> **Goal**:
Return the entries below in their exact form, leaving the pictures out.

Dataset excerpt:

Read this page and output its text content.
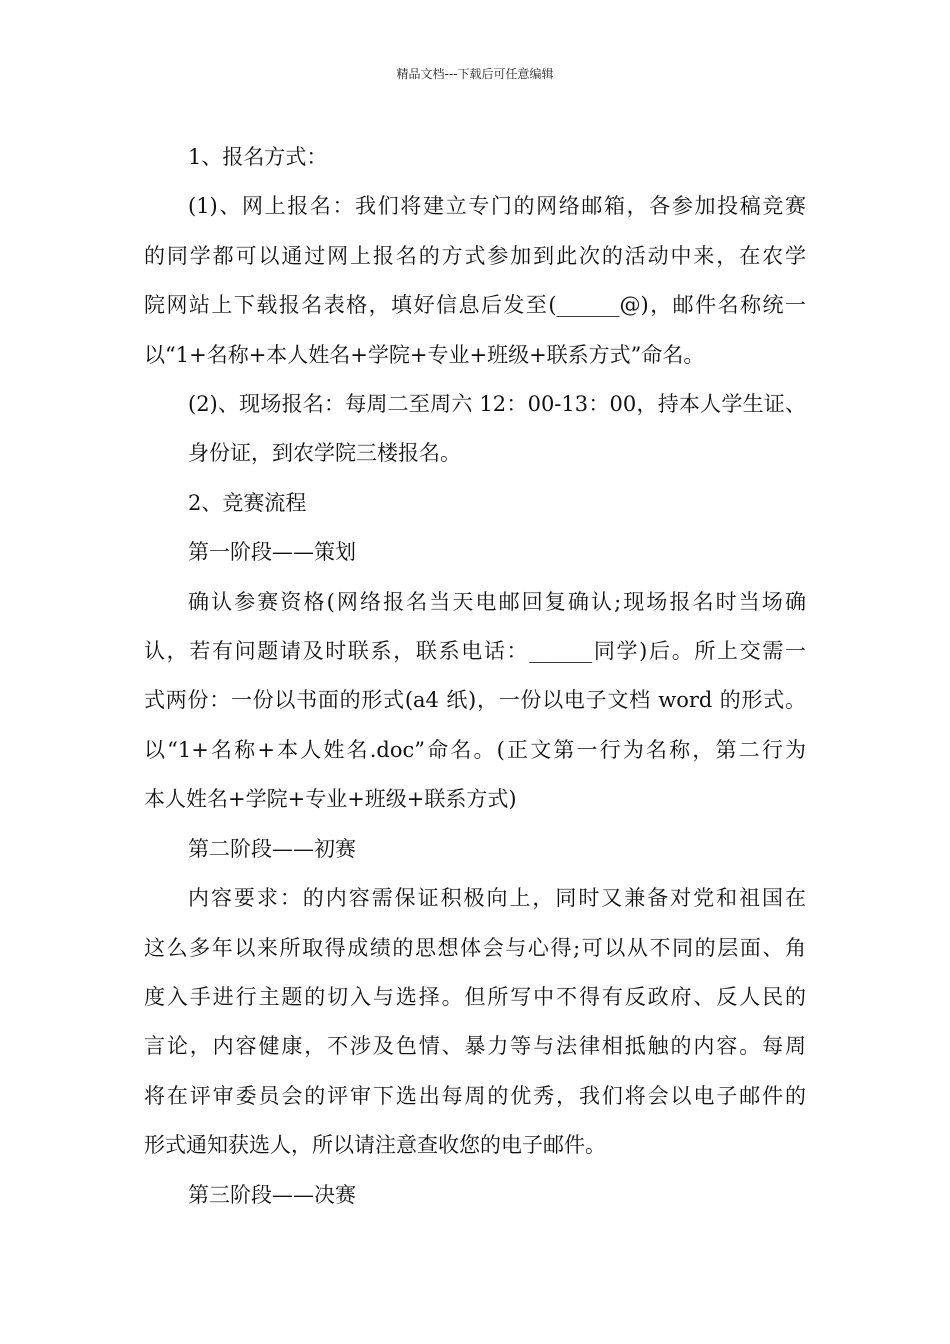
精品文档---下载后可任意编辑

1、报名方式：

(1)、网上报名：我们将建立专门的网络邮箱，各参加投稿竞赛

的同学都可以通过网上报名的方式参加到此次的活动中来，在农学

院网站上下载报名表格，填好信息后发至(______@)，邮件名称统一

以“1+名称+本人姓名+学院+专业+班级+联系方式”命名。

(2)、现场报名：每周二至周六 12：00-13：00，持本人学生证、

身份证，到农学院三楼报名。

2、竞赛流程

第一阶段——策划

确认参赛资格(网络报名当天电邮回复确认;现场报名时当场确

认，若有问题请及时联系，联系电话：______同学)后。所上交需一

式两份：一份以书面的形式(a4 纸)，一份以电子文档 word 的形式。

以“1+名称+本人姓名.doc”命名。(正文第一行为名称，第二行为

本人姓名+学院+专业+班级+联系方式)

第二阶段——初赛

内容要求：的内容需保证积极向上，同时又兼备对党和祖国在

这么多年以来所取得成绩的思想体会与心得;可以从不同的层面、角

度入手进行主题的切入与选择。但所写中不得有反政府、反人民的

言论，内容健康，不涉及色情、暴力等与法律相抵触的内容。每周

将在评审委员会的评审下选出每周的优秀，我们将会以电子邮件的

形式通知获选人，所以请注意查收您的电子邮件。

第三阶段——决赛
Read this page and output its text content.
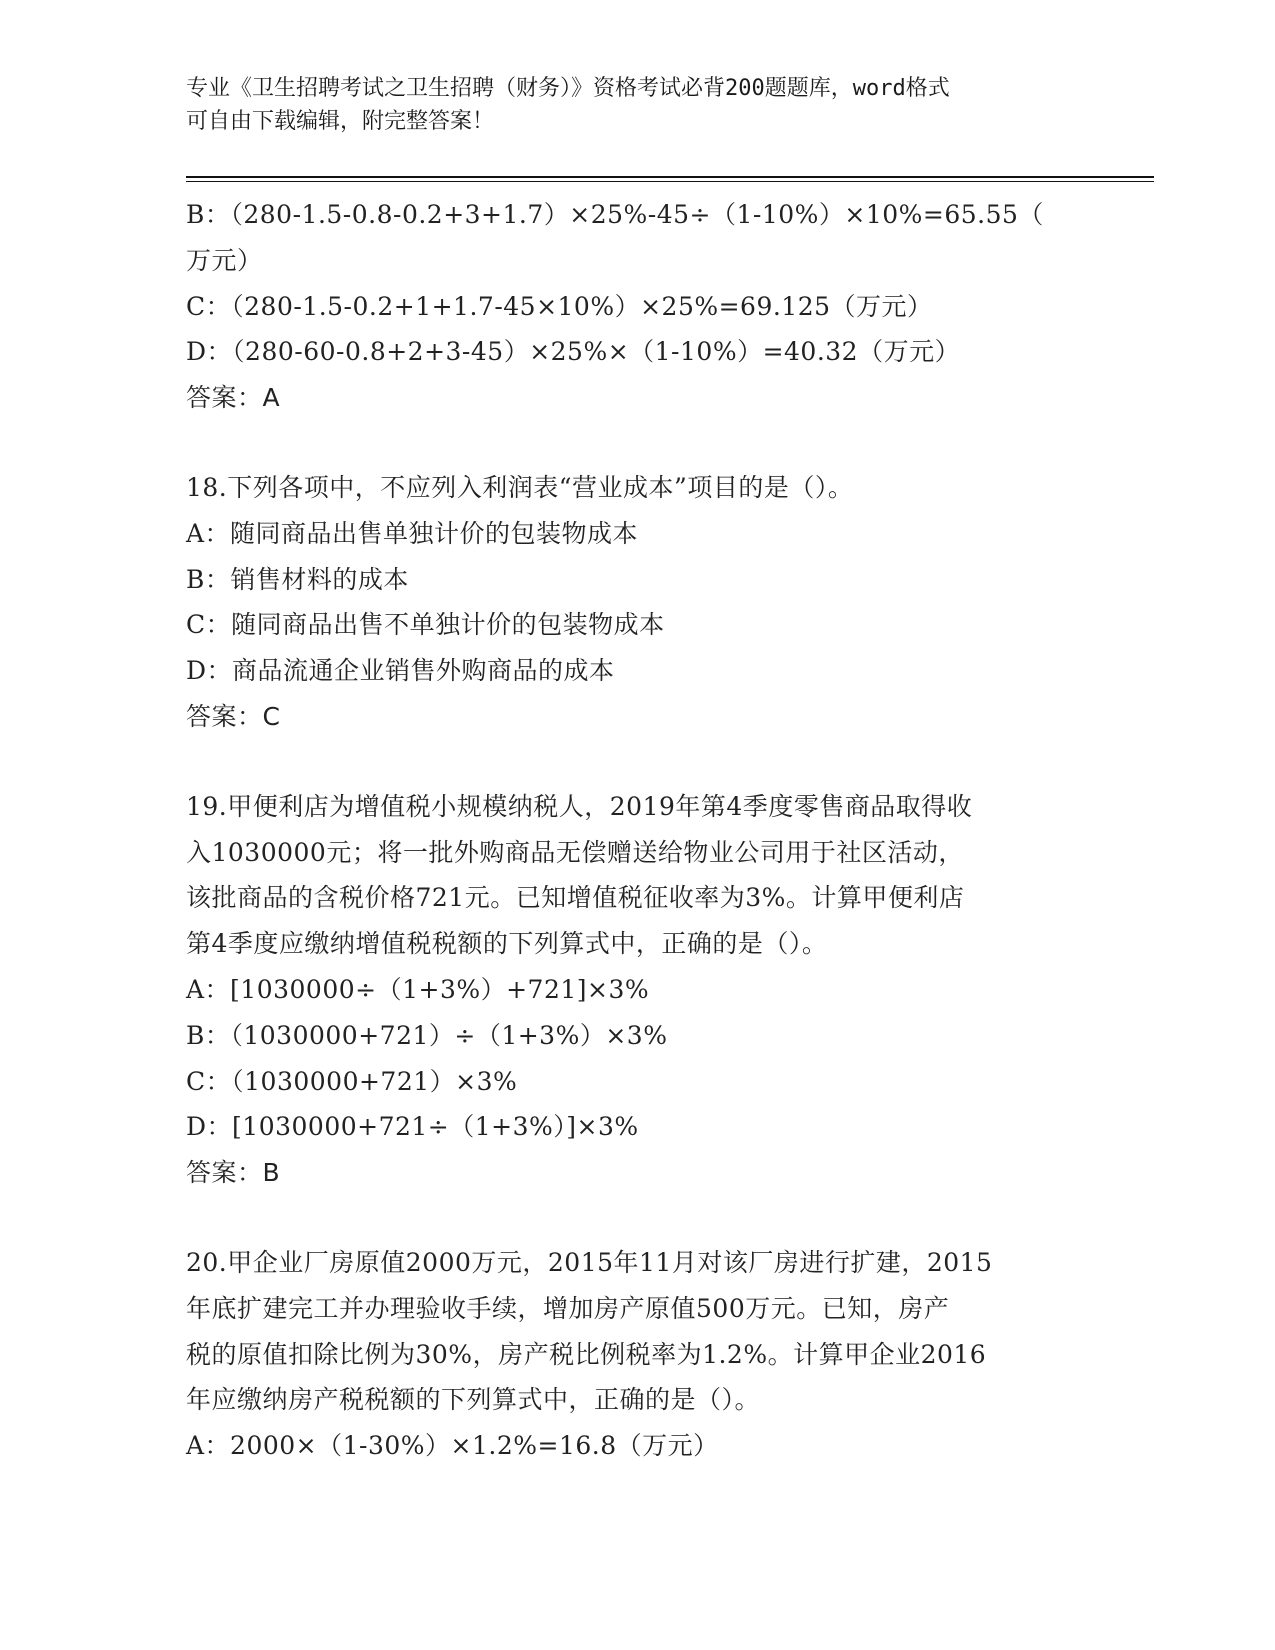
专业《卫生招聘考试之卫生招聘（财务）》资格考试必背200题题库，word格式
可自由下载编辑，附完整答案！
B：（280-1.5-0.8-0.2+3+1.7）×25%-45÷（1-10%）×10%=65.55（
万元）
C：（280-1.5-0.2+1+1.7-45×10%）×25%=69.125（万元）
D：（280-60-0.8+2+3-45）×25%×（1-10%）=40.32（万元）
答案：A
18.下列各项中，不应列入利润表“营业成本”项目的是（）。
A：随同商品出售单独计价的包装物成本
B：销售材料的成本
C：随同商品出售不单独计价的包装物成本
D：商品流通企业销售外购商品的成本
答案：C
19.甲便利店为增值税小规模纳税人，2019年第4季度零售商品取得收
入1030000元；将一批外购商品无偿赠送给物业公司用于社区活动，
该批商品的含税价格721元。已知增值税征收率为3%。计算甲便利店
第4季度应缴纳增值税税额的下列算式中，正确的是（）。
A：[1030000÷（1+3%）+721]×3%
B：（1030000+721）÷（1+3%）×3%
C：（1030000+721）×3%
D：[1030000+721÷（1+3%）]×3%
答案：B
20.甲企业厂房原值2000万元，2015年11月对该厂房进行扩建，2015
年底扩建完工并办理验收手续，增加房产原值500万元。已知，房产
税的原值扣除比例为30%，房产税比例税率为1.2%。计算甲企业2016
年应缴纳房产税税额的下列算式中，正确的是（）。
A：2000×（1-30%）×1.2%=16.8（万元）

> **Exercise result**:
Read this page and output its text content.
精品文档---下载后可任意编辑

1、报名方式：

(1)、网上报名：我们将建立专门的网络邮箱，各参加投稿竞赛

的同学都可以通过网上报名的方式参加到此次的活动中来，在农学

院网站上下载报名表格，填好信息后发至(______@)，邮件名称统一

以“1+名称+本人姓名+学院+专业+班级+联系方式”命名。

(2)、现场报名：每周二至周六 12：00-13：00，持本人学生证、

身份证，到农学院三楼报名。

2、竞赛流程

第一阶段——策划

确认参赛资格(网络报名当天电邮回复确认;现场报名时当场确

认，若有问题请及时联系，联系电话：______同学)后。所上交需一

式两份：一份以书面的形式(a4 纸)，一份以电子文档 word 的形式。

以“1+名称+本人姓名.doc”命名。(正文第一行为名称，第二行为

本人姓名+学院+专业+班级+联系方式)

第二阶段——初赛

内容要求：的内容需保证积极向上，同时又兼备对党和祖国在

这么多年以来所取得成绩的思想体会与心得;可以从不同的层面、角

度入手进行主题的切入与选择。但所写中不得有反政府、反人民的

言论，内容健康，不涉及色情、暴力等与法律相抵触的内容。每周

将在评审委员会的评审下选出每周的优秀，我们将会以电子邮件的

形式通知获选人，所以请注意查收您的电子邮件。

第三阶段——决赛
Read this page and output its text content.
专业《卫生招聘考试之卫生招聘（财务）》资格考试必背200题题库，word格式
可自由下载编辑，附完整答案！
B：（280-1.5-0.8-0.2+3+1.7）×25%-45÷（1-10%）×10%=65.55（
万元）
C：（280-1.5-0.2+1+1.7-45×10%）×25%=69.125（万元）
D：（280-60-0.8+2+3-45）×25%×（1-10%）=40.32（万元）
答案：A
18.下列各项中，不应列入利润表“营业成本”项目的是（）。
A：随同商品出售单独计价的包装物成本
B：销售材料的成本
C：随同商品出售不单独计价的包装物成本
D：商品流通企业销售外购商品的成本
答案：C
19.甲便利店为增值税小规模纳税人，2019年第4季度零售商品取得收
入1030000元；将一批外购商品无偿赠送给物业公司用于社区活动，
该批商品的含税价格721元。已知增值税征收率为3%。计算甲便利店
第4季度应缴纳增值税税额的下列算式中，正确的是（）。
A：[1030000÷（1+3%）+721]×3%
B：（1030000+721）÷（1+3%）×3%
C：（1030000+721）×3%
D：[1030000+721÷（1+3%）]×3%
答案：B
20.甲企业厂房原值2000万元，2015年11月对该厂房进行扩建，2015
年底扩建完工并办理验收手续，增加房产原值500万元。已知，房产
税的原值扣除比例为30%，房产税比例税率为1.2%。计算甲企业2016
年应缴纳房产税税额的下列算式中，正确的是（）。
A：2000×（1-30%）×1.2%=16.8（万元）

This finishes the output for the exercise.